--- begin Listing ---

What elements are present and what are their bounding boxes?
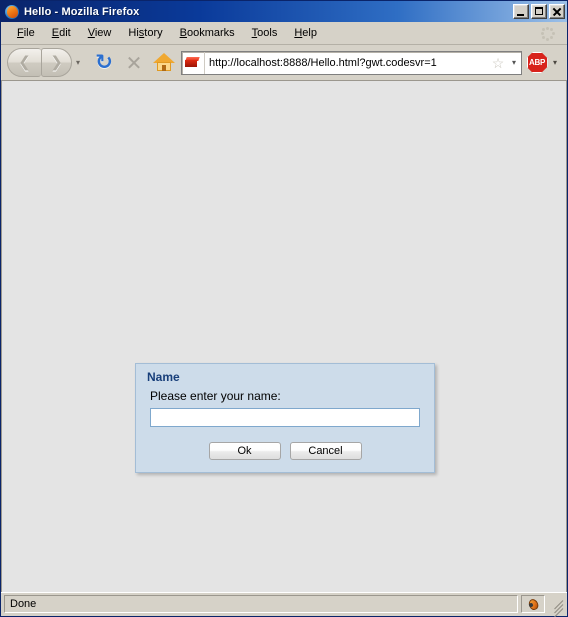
name-dialog: Name Please enter your name: Ok Cancel: [135, 363, 435, 473]
menu-item-help[interactable]: Help: [286, 25, 326, 41]
home-button[interactable]: [149, 48, 179, 78]
dialog-caption: Name: [147, 370, 180, 384]
stop-icon: ✕: [125, 50, 143, 75]
page-content: Name Please enter your name: Ok Cancel: [1, 81, 567, 592]
firebug-icon[interactable]: [521, 595, 545, 613]
menu-label-view-rest: iew: [94, 27, 112, 39]
home-icon: [153, 53, 175, 72]
close-button[interactable]: [549, 4, 565, 19]
back-forward-group: ❮ ❯ ▾: [7, 48, 84, 78]
resize-grip[interactable]: [548, 596, 564, 617]
reload-button[interactable]: ↻: [89, 48, 119, 78]
window-controls: [513, 4, 565, 19]
window-title: Hello - Mozilla Firefox: [24, 5, 140, 18]
firefox-icon: [4, 4, 20, 20]
throbber-spinner: [540, 26, 555, 41]
url-bar[interactable]: http://localhost:8888/Hello.html?gwt.cod…: [181, 50, 522, 75]
url-dropdown-icon[interactable]: ▾: [507, 58, 521, 67]
title-bar[interactable]: Hello - Mozilla Firefox: [1, 1, 567, 22]
navigation-toolbar: ❮ ❯ ▾ ↻ ✕ http://localhost:8888/Hello.ht…: [1, 45, 567, 81]
dialog-buttons: Ok Cancel: [150, 427, 420, 460]
status-bar: Done: [1, 592, 567, 617]
cancel-button[interactable]: Cancel: [289, 442, 362, 460]
url-input[interactable]: http://localhost:8888/Hello.html?gwt.cod…: [205, 57, 489, 69]
forward-button[interactable]: ❯: [41, 48, 72, 77]
menu-item-history[interactable]: History: [120, 25, 171, 41]
reload-icon: ↻: [95, 50, 113, 74]
ok-button[interactable]: Ok: [208, 442, 281, 460]
chevron-left-icon: ❮: [18, 53, 31, 71]
gwt-toolbox-icon: [182, 51, 205, 74]
maximize-button[interactable]: [531, 4, 547, 19]
stop-button[interactable]: ✕: [119, 48, 149, 78]
menu-item-file[interactable]: File: [9, 25, 44, 41]
menu-item-bookmarks[interactable]: Bookmarks: [172, 25, 244, 41]
dialog-body: Please enter your name: Ok Cancel: [136, 389, 434, 472]
menu-label-file-rest: ile: [23, 27, 35, 39]
menu-item-view[interactable]: View: [80, 25, 121, 41]
abp-octagon-icon: ABP: [526, 52, 548, 73]
chevron-right-icon: ❯: [50, 53, 63, 71]
menu-label-edit-rest: dit: [59, 27, 71, 39]
adblock-plus-button[interactable]: ABP: [525, 51, 549, 75]
browser-window: Hello - Mozilla Firefox File Edit View H…: [0, 0, 568, 617]
adblock-dropdown-icon[interactable]: ▾: [549, 58, 561, 67]
bookmark-star-icon[interactable]: ☆: [489, 56, 507, 70]
history-dropdown-icon[interactable]: ▾: [72, 58, 84, 67]
menu-item-edit[interactable]: Edit: [44, 25, 80, 41]
status-text: Done: [4, 595, 518, 613]
back-button[interactable]: ❮: [7, 48, 41, 77]
menu-bar: File Edit View History Bookmarks Tools H…: [1, 22, 567, 45]
name-input[interactable]: [150, 408, 420, 427]
menu-item-tools[interactable]: Tools: [244, 25, 287, 41]
abp-label: ABP: [529, 58, 545, 67]
dialog-prompt-label: Please enter your name:: [150, 389, 281, 403]
minimize-button[interactable]: [513, 4, 529, 19]
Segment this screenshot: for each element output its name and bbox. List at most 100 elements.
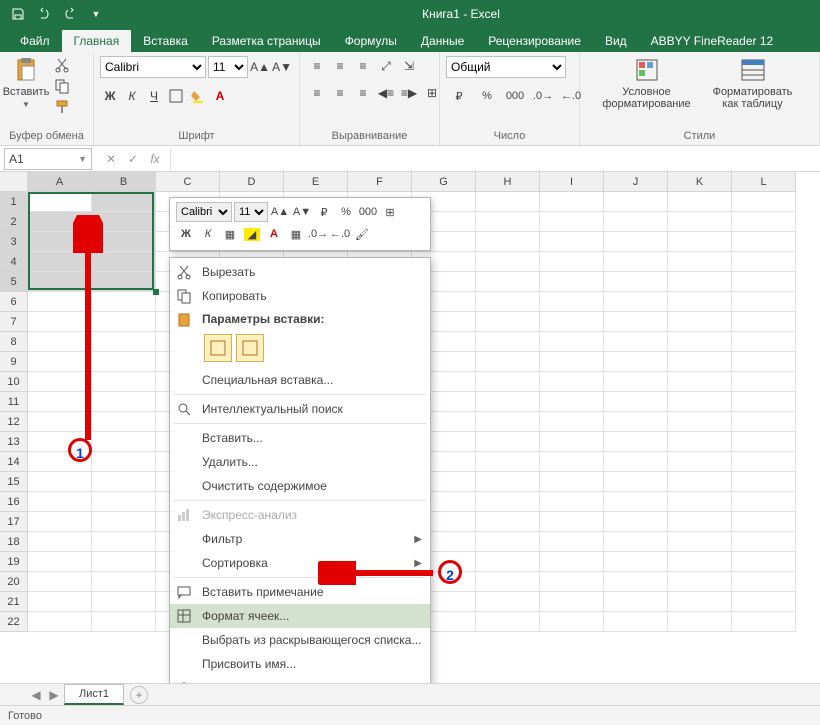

--- end Listing ---

• **What you are asked to do**: Reproduce all of the material above line for line, with no changes, and omit the pictures.

• **Written reply**:
What elements are present and what are their bounding boxes?
name-dialog: Name Please enter your name: Ok Cancel: [135, 363, 435, 473]
menu-item-help[interactable]: Help: [286, 25, 326, 41]
home-button[interactable]: [149, 48, 179, 78]
dialog-caption: Name: [147, 370, 180, 384]
stop-icon: ✕: [125, 50, 143, 75]
page-content: Name Please enter your name: Ok Cancel: [1, 81, 567, 592]
firebug-icon[interactable]: [521, 595, 545, 613]
menu-label-view-rest: iew: [94, 27, 112, 39]
home-icon: [153, 53, 175, 72]
close-button[interactable]: [549, 4, 565, 19]
back-forward-group: ❮ ❯ ▾: [7, 48, 84, 78]
resize-grip[interactable]: [548, 596, 564, 617]
reload-button[interactable]: ↻: [89, 48, 119, 78]
window-controls: [513, 4, 565, 19]
window-title: Hello - Mozilla Firefox: [24, 5, 140, 18]
firefox-icon: [4, 4, 20, 20]
throbber-spinner: [540, 26, 555, 41]
url-bar[interactable]: http://localhost:8888/Hello.html?gwt.cod…: [181, 50, 522, 75]
url-dropdown-icon[interactable]: ▾: [507, 58, 521, 67]
title-bar[interactable]: Hello - Mozilla Firefox: [1, 1, 567, 22]
navigation-toolbar: ❮ ❯ ▾ ↻ ✕ http://localhost:8888/Hello.ht…: [1, 45, 567, 81]
dialog-buttons: Ok Cancel: [150, 427, 420, 460]
status-bar: Done: [1, 592, 567, 617]
cancel-button[interactable]: Cancel: [289, 442, 362, 460]
url-input[interactable]: http://localhost:8888/Hello.html?gwt.cod…: [205, 57, 489, 69]
forward-button[interactable]: ❯: [41, 48, 72, 77]
menu-item-history[interactable]: History: [120, 25, 171, 41]
reload-icon: ↻: [95, 50, 113, 74]
ok-button[interactable]: Ok: [208, 442, 281, 460]
chevron-left-icon: ❮: [18, 53, 31, 71]
gwt-toolbox-icon: [182, 51, 205, 74]
maximize-button[interactable]: [531, 4, 547, 19]
stop-button[interactable]: ✕: [119, 48, 149, 78]
menu-item-file[interactable]: File: [9, 25, 44, 41]
menu-item-bookmarks[interactable]: Bookmarks: [172, 25, 244, 41]
dialog-body: Please enter your name: Ok Cancel: [136, 389, 434, 472]
menu-label-file-rest: ile: [23, 27, 35, 39]
menu-item-view[interactable]: View: [80, 25, 121, 41]
abp-octagon-icon: ABP: [526, 52, 548, 73]
chevron-right-icon: ❯: [50, 53, 63, 71]
menu-label-edit-rest: dit: [59, 27, 71, 39]
adblock-plus-button[interactable]: ABP: [525, 51, 549, 75]
browser-window: Hello - Mozilla Firefox File Edit View H…: [0, 0, 568, 617]
adblock-dropdown-icon[interactable]: ▾: [549, 58, 561, 67]
bookmark-star-icon[interactable]: ☆: [489, 56, 507, 70]
history-dropdown-icon[interactable]: ▾: [72, 58, 84, 67]
menu-item-edit[interactable]: Edit: [44, 25, 80, 41]
status-text: Done: [4, 595, 518, 613]
back-button[interactable]: ❮: [7, 48, 41, 77]
menu-bar: File Edit View History Bookmarks Tools H…: [1, 22, 567, 45]
name-input[interactable]: [150, 408, 420, 427]
menu-item-tools[interactable]: Tools: [244, 25, 287, 41]
abp-label: ABP: [529, 58, 545, 67]
dialog-prompt-label: Please enter your name:: [150, 389, 281, 403]
minimize-button[interactable]: [513, 4, 529, 19]
Segment this screenshot: for each element output its name and bbox. List at most 100 elements.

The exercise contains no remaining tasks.